### [Records provided]
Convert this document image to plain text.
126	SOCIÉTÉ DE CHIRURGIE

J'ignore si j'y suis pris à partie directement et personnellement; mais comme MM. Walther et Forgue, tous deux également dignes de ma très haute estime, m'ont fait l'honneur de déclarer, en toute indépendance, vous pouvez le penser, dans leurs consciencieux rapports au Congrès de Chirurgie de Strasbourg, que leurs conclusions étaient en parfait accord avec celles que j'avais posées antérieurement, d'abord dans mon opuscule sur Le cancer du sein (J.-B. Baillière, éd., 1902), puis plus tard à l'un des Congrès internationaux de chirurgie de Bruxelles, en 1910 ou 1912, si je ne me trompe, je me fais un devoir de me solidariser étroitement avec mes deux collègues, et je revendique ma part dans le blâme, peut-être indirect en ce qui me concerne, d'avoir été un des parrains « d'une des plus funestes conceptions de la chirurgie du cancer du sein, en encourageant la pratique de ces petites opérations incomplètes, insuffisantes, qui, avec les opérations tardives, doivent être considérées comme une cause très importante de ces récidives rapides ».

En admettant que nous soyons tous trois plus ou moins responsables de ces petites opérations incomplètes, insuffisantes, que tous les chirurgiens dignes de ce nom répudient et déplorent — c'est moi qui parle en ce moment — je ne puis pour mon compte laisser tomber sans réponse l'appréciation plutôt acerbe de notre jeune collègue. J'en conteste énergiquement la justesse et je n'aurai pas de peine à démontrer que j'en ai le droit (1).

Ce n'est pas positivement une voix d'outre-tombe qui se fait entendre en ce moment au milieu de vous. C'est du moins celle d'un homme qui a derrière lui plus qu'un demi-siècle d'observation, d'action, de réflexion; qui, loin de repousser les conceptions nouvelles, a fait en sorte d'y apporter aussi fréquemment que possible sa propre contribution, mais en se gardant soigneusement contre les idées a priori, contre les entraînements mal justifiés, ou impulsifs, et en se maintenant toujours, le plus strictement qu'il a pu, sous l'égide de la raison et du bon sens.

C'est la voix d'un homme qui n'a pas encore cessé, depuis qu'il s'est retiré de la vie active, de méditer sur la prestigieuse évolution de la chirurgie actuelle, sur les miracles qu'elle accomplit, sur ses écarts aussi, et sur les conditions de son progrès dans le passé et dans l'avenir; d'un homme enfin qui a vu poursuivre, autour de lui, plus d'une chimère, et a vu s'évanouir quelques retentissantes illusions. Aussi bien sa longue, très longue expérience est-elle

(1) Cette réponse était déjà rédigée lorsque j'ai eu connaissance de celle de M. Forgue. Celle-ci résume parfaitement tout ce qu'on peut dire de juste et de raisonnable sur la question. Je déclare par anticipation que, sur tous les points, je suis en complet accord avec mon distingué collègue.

### [The problem]
Using the material above, state how many lines include the string "homme". Answer with a single number.

### [The result]
2